> **Task to carry out**:
Each entry here needs to be set down again exactly, please; pictures are left out.

===== Exercise material =====

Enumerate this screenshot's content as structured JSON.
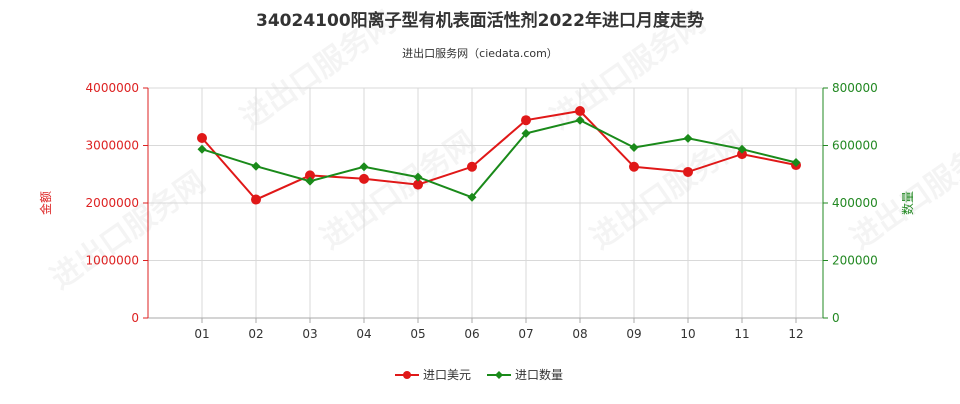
{
  "chart_data": {
    "type": "line",
    "title": "34024100阳离子型有机表面活性剂2022年进口月度走势",
    "subtitle": "进出口服务网（ciedata.com）",
    "watermark": "进出口服务网",
    "x": [
      "01",
      "02",
      "03",
      "04",
      "05",
      "06",
      "07",
      "08",
      "09",
      "10",
      "11",
      "12"
    ],
    "y_left": {
      "label": "金额",
      "ticks": [
        "0",
        "1000000",
        "2000000",
        "3000000",
        "4000000"
      ],
      "range": [
        0,
        4000000
      ],
      "color": "#dd2222"
    },
    "y_right": {
      "label": "数量",
      "ticks": [
        "0",
        "200000",
        "400000",
        "600000",
        "800000"
      ],
      "range": [
        0,
        800000
      ],
      "color": "#228822"
    },
    "grid": true,
    "legend_position": "bottom",
    "series": [
      {
        "name": "进口美元",
        "axis": "left",
        "color": "#e01818",
        "values": [
          3130000,
          2060000,
          2480000,
          2420000,
          2320000,
          2630000,
          3440000,
          3600000,
          2630000,
          2540000,
          2850000,
          2660000
        ]
      },
      {
        "name": "进口数量",
        "axis": "right",
        "color": "#1a8a1a",
        "values": [
          587000,
          528000,
          476000,
          526000,
          490000,
          420000,
          642000,
          688000,
          593000,
          625000,
          587000,
          541000
        ]
      }
    ]
  }
}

=====

> **Written answer**:
Enumerate this screenshot's content as structured JSON.
{
  "chart_data": {
    "type": "line",
    "title": "34024100阳离子型有机表面活性剂2022年进口月度走势",
    "subtitle": "进出口服务网（ciedata.com）",
    "watermark": "进出口服务网",
    "x": [
      "01",
      "02",
      "03",
      "04",
      "05",
      "06",
      "07",
      "08",
      "09",
      "10",
      "11",
      "12"
    ],
    "y_left": {
      "label": "金额",
      "ticks": [
        "0",
        "1000000",
        "2000000",
        "3000000",
        "4000000"
      ],
      "range": [
        0,
        4000000
      ],
      "color": "#dd2222"
    },
    "y_right": {
      "label": "数量",
      "ticks": [
        "0",
        "200000",
        "400000",
        "600000",
        "800000"
      ],
      "range": [
        0,
        800000
      ],
      "color": "#228822"
    },
    "grid": true,
    "legend_position": "bottom",
    "series": [
      {
        "name": "进口美元",
        "axis": "left",
        "color": "#e01818",
        "values": [
          3130000,
          2060000,
          2480000,
          2420000,
          2320000,
          2630000,
          3440000,
          3600000,
          2630000,
          2540000,
          2850000,
          2660000
        ]
      },
      {
        "name": "进口数量",
        "axis": "right",
        "color": "#1a8a1a",
        "values": [
          587000,
          528000,
          476000,
          526000,
          490000,
          420000,
          642000,
          688000,
          593000,
          625000,
          587000,
          541000
        ]
      }
    ]
  }
}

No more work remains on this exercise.